■ **Task material**
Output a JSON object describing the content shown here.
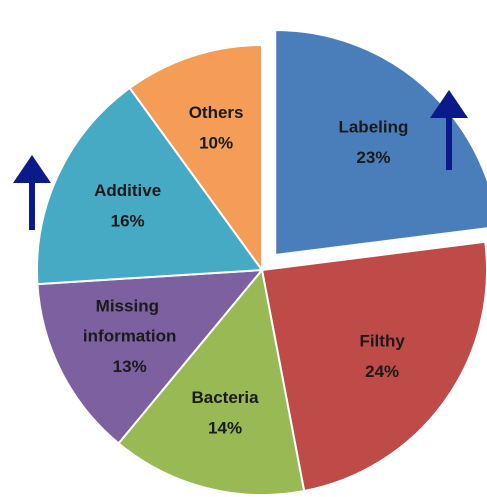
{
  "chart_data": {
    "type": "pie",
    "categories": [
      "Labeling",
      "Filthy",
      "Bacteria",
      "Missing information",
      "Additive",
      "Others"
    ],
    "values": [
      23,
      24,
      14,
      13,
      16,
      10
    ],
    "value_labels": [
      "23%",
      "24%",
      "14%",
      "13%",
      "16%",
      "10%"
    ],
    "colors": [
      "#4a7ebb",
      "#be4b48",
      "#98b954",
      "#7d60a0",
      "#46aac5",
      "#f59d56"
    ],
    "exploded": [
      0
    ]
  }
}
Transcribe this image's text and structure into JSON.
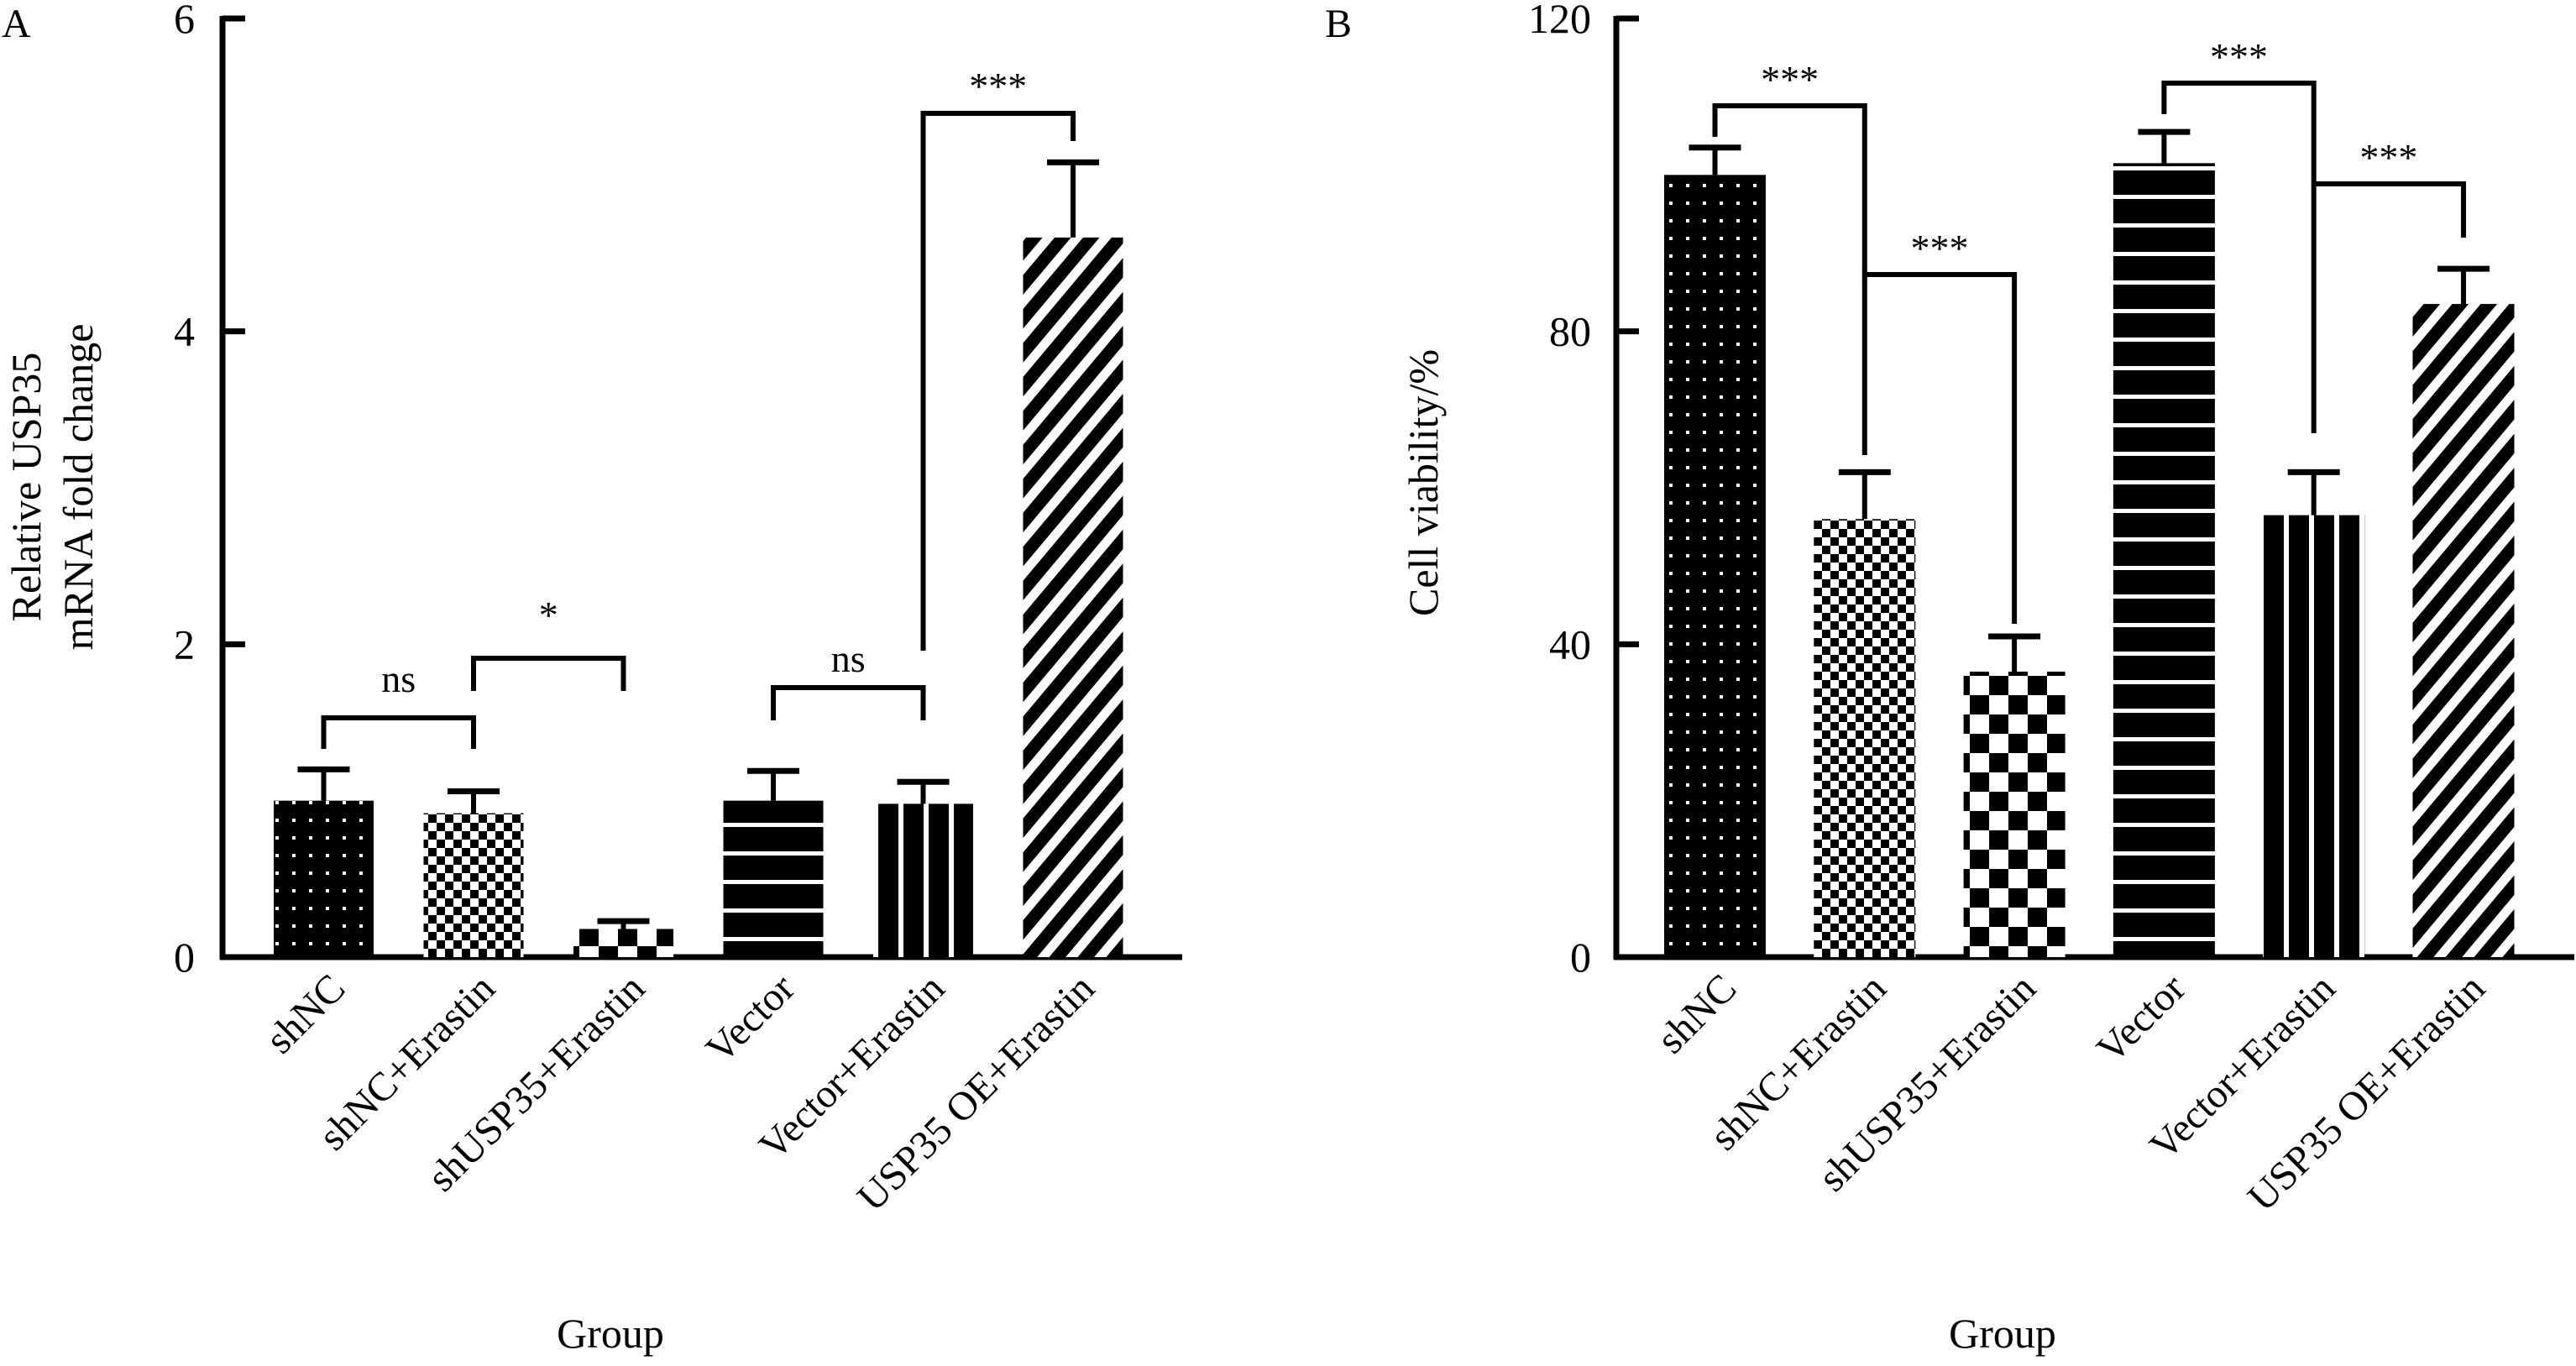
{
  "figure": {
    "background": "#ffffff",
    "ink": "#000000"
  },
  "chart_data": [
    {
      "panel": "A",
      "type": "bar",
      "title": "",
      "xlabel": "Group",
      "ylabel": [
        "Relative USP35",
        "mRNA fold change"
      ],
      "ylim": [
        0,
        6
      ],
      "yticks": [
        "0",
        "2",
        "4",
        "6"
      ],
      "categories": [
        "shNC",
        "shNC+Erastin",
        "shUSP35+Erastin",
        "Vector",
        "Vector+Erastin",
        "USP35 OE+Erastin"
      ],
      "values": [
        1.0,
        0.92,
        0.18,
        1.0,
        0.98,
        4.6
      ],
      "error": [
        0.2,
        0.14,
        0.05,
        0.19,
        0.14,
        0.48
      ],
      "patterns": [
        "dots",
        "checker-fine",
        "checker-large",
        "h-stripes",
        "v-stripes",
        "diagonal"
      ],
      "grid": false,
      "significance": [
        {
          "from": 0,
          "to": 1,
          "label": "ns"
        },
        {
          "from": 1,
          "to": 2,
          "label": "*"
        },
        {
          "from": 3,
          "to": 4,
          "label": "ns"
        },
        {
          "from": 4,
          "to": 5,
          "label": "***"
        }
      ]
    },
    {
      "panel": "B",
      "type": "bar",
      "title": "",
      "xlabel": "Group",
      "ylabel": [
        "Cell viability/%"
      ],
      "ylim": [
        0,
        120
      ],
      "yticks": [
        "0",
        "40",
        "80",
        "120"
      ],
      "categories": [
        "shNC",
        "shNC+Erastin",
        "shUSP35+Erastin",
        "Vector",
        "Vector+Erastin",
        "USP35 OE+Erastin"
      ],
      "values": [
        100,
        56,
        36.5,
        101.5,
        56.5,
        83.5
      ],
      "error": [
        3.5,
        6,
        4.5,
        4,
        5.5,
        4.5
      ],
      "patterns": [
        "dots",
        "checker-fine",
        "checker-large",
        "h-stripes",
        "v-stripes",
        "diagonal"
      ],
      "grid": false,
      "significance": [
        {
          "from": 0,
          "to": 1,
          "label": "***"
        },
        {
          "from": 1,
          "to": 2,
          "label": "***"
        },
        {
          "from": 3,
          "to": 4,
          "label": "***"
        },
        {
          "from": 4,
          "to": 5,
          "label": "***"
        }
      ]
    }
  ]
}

■ **Try it**
Give the records above again verbatim, pictures omitted.

■ **Written answer**
Output a JSON object describing the content shown here.
{
  "chart_data": {
    "type": "pie",
    "categories": [
      "Labeling",
      "Filthy",
      "Bacteria",
      "Missing information",
      "Additive",
      "Others"
    ],
    "values": [
      23,
      24,
      14,
      13,
      16,
      10
    ],
    "value_labels": [
      "23%",
      "24%",
      "14%",
      "13%",
      "16%",
      "10%"
    ],
    "colors": [
      "#4a7ebb",
      "#be4b48",
      "#98b954",
      "#7d60a0",
      "#46aac5",
      "#f59d56"
    ],
    "exploded": [
      0
    ]
  }
}
Transcribe this image's text and structure into JSON.
{
  "figure": {
    "background": "#ffffff",
    "ink": "#000000"
  },
  "chart_data": [
    {
      "panel": "A",
      "type": "bar",
      "title": "",
      "xlabel": "Group",
      "ylabel": [
        "Relative USP35",
        "mRNA fold change"
      ],
      "ylim": [
        0,
        6
      ],
      "yticks": [
        "0",
        "2",
        "4",
        "6"
      ],
      "categories": [
        "shNC",
        "shNC+Erastin",
        "shUSP35+Erastin",
        "Vector",
        "Vector+Erastin",
        "USP35 OE+Erastin"
      ],
      "values": [
        1.0,
        0.92,
        0.18,
        1.0,
        0.98,
        4.6
      ],
      "error": [
        0.2,
        0.14,
        0.05,
        0.19,
        0.14,
        0.48
      ],
      "patterns": [
        "dots",
        "checker-fine",
        "checker-large",
        "h-stripes",
        "v-stripes",
        "diagonal"
      ],
      "grid": false,
      "significance": [
        {
          "from": 0,
          "to": 1,
          "label": "ns"
        },
        {
          "from": 1,
          "to": 2,
          "label": "*"
        },
        {
          "from": 3,
          "to": 4,
          "label": "ns"
        },
        {
          "from": 4,
          "to": 5,
          "label": "***"
        }
      ]
    },
    {
      "panel": "B",
      "type": "bar",
      "title": "",
      "xlabel": "Group",
      "ylabel": [
        "Cell viability/%"
      ],
      "ylim": [
        0,
        120
      ],
      "yticks": [
        "0",
        "40",
        "80",
        "120"
      ],
      "categories": [
        "shNC",
        "shNC+Erastin",
        "shUSP35+Erastin",
        "Vector",
        "Vector+Erastin",
        "USP35 OE+Erastin"
      ],
      "values": [
        100,
        56,
        36.5,
        101.5,
        56.5,
        83.5
      ],
      "error": [
        3.5,
        6,
        4.5,
        4,
        5.5,
        4.5
      ],
      "patterns": [
        "dots",
        "checker-fine",
        "checker-large",
        "h-stripes",
        "v-stripes",
        "diagonal"
      ],
      "grid": false,
      "significance": [
        {
          "from": 0,
          "to": 1,
          "label": "***"
        },
        {
          "from": 1,
          "to": 2,
          "label": "***"
        },
        {
          "from": 3,
          "to": 4,
          "label": "***"
        },
        {
          "from": 4,
          "to": 5,
          "label": "***"
        }
      ]
    }
  ]
}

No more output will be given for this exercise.